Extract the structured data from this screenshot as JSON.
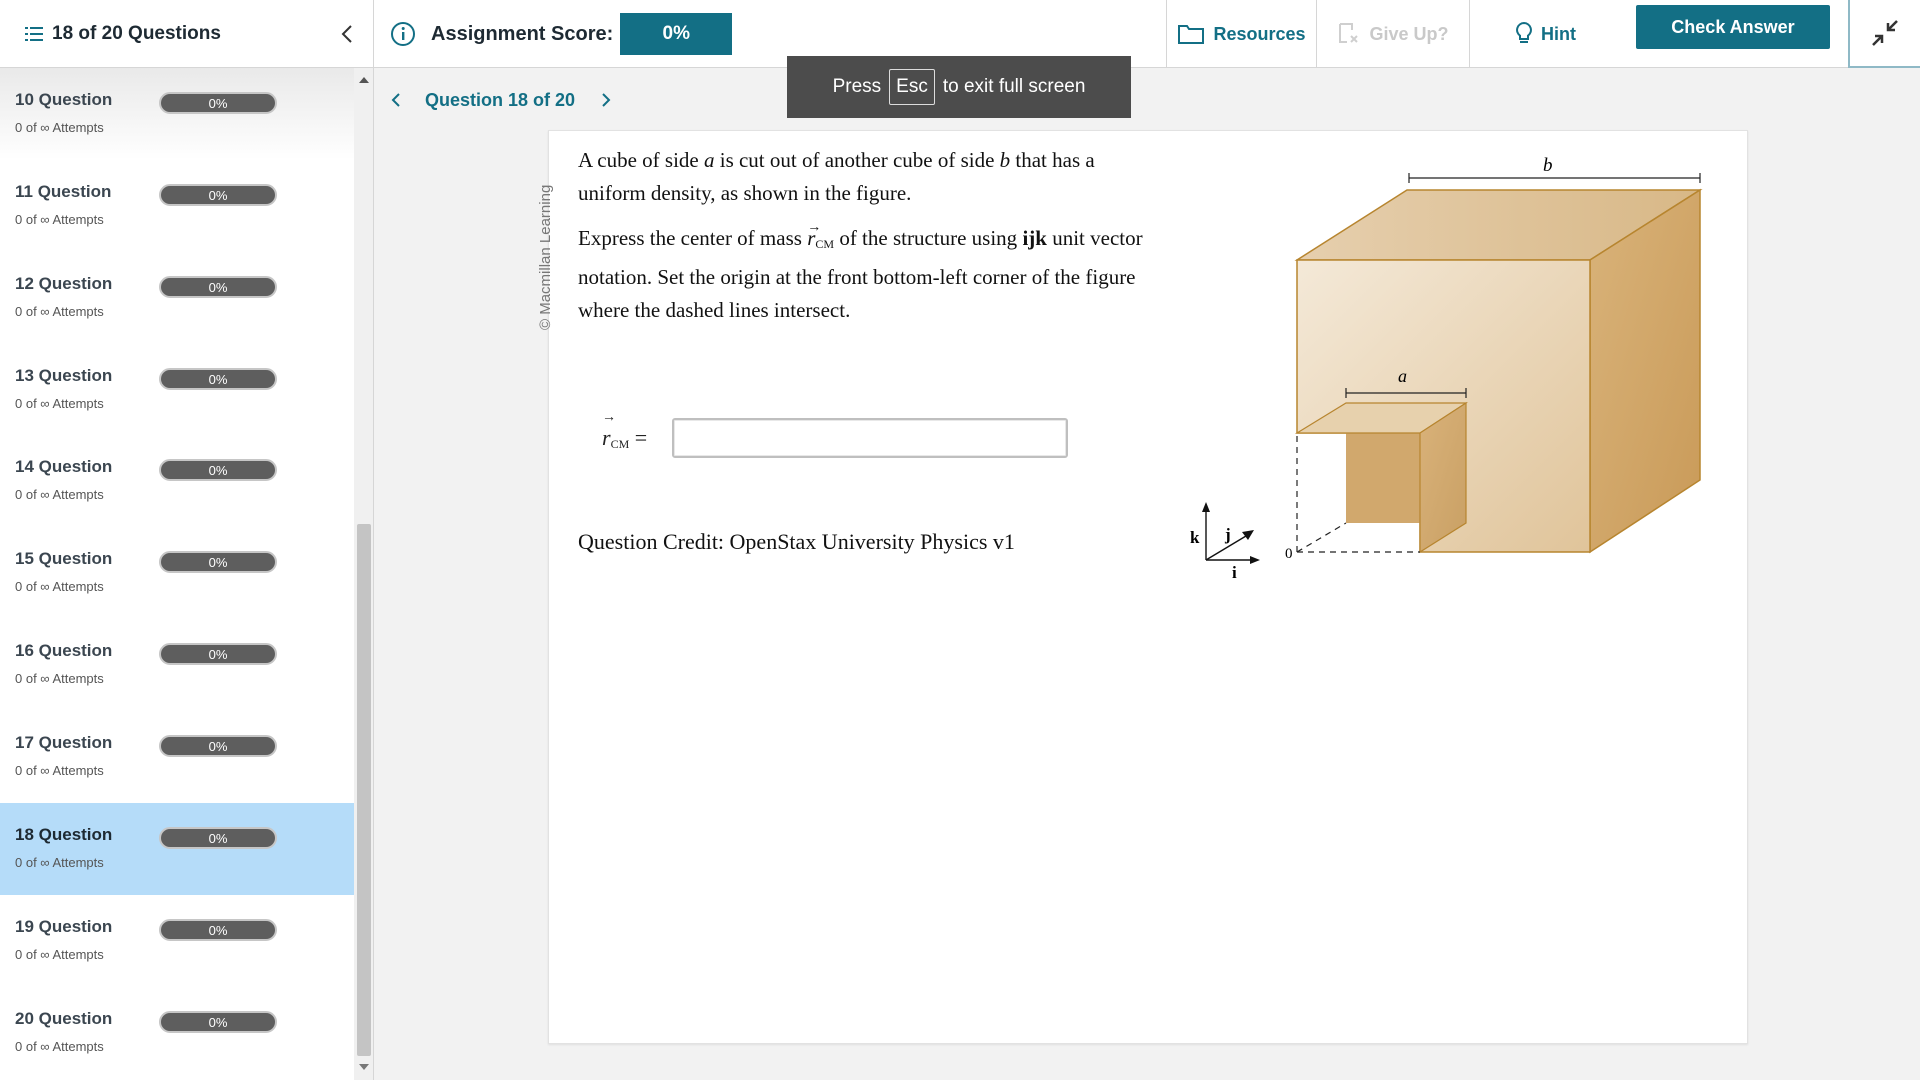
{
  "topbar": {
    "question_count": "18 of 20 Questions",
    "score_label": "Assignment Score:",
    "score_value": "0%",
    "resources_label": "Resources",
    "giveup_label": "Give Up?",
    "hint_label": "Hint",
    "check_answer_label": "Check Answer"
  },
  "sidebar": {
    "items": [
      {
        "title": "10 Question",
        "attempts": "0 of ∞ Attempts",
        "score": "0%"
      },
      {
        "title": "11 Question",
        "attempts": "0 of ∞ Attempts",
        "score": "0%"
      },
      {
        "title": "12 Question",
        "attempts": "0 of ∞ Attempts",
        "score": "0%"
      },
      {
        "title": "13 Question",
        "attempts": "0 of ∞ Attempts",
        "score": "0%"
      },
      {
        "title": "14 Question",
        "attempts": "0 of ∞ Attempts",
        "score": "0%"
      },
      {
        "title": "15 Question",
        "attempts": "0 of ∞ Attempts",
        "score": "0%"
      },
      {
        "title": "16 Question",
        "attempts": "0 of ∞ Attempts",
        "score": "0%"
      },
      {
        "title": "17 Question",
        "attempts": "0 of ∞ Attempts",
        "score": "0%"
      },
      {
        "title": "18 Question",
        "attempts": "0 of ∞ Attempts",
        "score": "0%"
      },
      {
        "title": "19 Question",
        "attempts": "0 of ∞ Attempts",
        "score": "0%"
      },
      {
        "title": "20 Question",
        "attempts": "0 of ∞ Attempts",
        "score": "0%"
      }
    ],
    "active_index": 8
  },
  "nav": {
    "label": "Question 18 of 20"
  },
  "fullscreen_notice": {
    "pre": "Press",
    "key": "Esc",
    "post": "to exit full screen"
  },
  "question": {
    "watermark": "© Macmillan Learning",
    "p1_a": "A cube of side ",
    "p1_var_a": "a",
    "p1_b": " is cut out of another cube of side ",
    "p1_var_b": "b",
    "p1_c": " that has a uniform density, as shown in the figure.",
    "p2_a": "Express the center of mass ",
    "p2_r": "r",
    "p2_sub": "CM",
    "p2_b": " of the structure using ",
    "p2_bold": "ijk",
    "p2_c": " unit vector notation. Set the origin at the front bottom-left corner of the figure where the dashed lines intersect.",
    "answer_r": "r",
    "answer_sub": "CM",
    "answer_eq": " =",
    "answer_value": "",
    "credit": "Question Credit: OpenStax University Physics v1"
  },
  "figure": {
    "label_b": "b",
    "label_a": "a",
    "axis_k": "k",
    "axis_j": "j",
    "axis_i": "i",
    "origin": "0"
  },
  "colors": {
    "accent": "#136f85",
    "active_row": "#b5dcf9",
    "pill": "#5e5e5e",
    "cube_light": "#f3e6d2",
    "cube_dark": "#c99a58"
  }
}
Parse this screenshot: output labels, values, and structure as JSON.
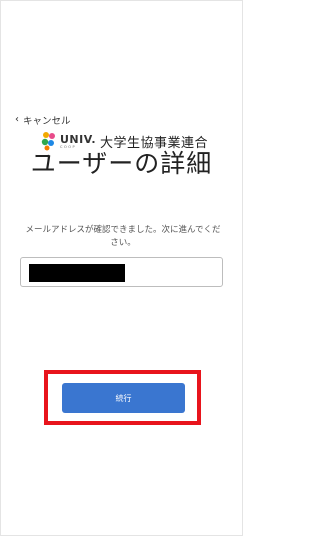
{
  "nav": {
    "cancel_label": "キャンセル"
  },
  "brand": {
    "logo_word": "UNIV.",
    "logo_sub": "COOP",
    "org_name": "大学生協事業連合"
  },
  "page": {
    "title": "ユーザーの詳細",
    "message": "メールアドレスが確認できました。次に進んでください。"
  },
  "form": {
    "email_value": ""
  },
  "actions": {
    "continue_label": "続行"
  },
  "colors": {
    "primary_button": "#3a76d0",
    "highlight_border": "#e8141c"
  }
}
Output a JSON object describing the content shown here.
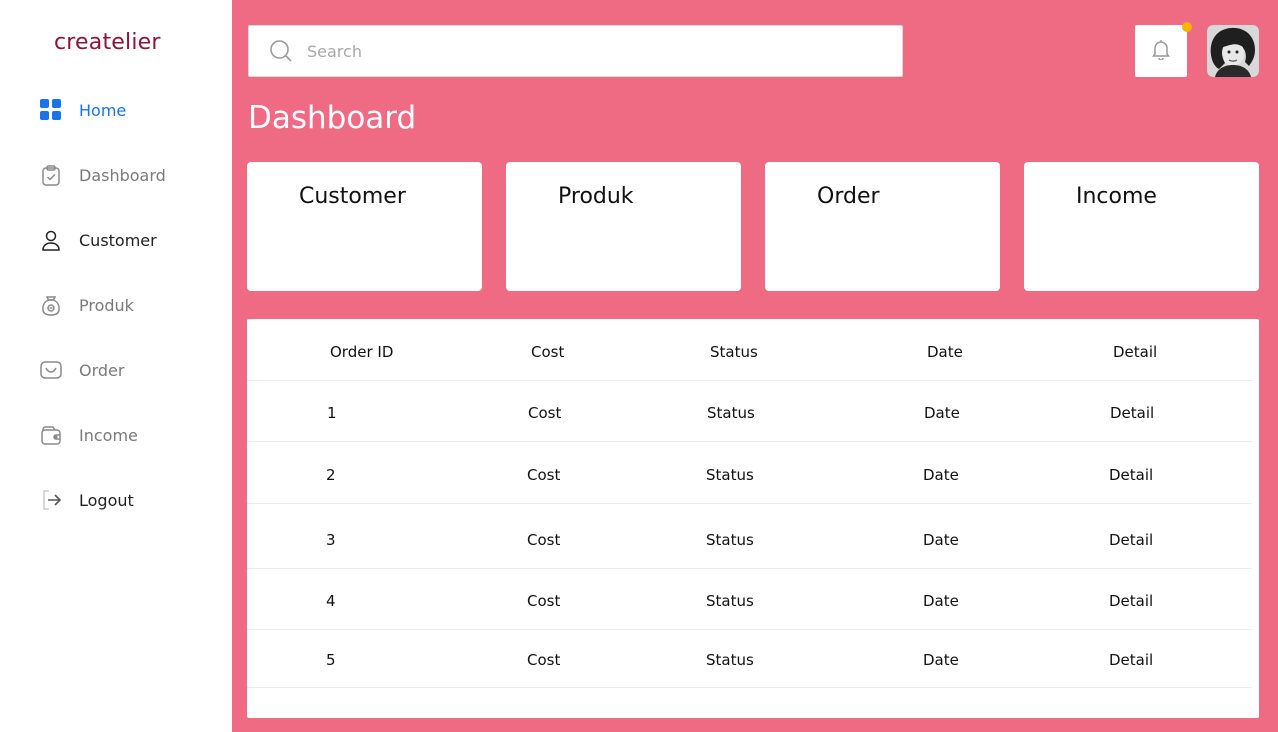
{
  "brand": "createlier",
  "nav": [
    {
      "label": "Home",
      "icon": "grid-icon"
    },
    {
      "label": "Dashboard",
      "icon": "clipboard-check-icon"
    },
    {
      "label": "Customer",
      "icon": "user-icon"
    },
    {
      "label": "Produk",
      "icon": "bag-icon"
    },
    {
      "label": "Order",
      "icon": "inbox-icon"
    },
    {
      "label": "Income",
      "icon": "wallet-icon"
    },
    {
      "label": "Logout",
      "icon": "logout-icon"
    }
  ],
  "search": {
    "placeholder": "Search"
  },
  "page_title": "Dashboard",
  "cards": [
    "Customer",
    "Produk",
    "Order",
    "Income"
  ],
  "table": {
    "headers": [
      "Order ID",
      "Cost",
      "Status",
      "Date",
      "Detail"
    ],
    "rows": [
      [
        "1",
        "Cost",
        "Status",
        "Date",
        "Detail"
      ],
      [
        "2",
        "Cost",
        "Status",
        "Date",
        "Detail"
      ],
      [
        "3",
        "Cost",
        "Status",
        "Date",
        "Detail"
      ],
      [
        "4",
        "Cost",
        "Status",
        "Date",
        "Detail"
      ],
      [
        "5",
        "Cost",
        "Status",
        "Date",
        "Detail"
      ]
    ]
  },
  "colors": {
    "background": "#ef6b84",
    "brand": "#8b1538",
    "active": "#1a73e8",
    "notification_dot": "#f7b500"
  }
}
──────────
Required work:
List the lines that contain the word "figure".

Exercise answer:
    "p1_c": " that has a uniform density, as shown in the figure.",
    "p2_c": " unit vector notation. Set the origin at the front bottom-left corner of the figure where the dashed lines intersect.",
  "figure": {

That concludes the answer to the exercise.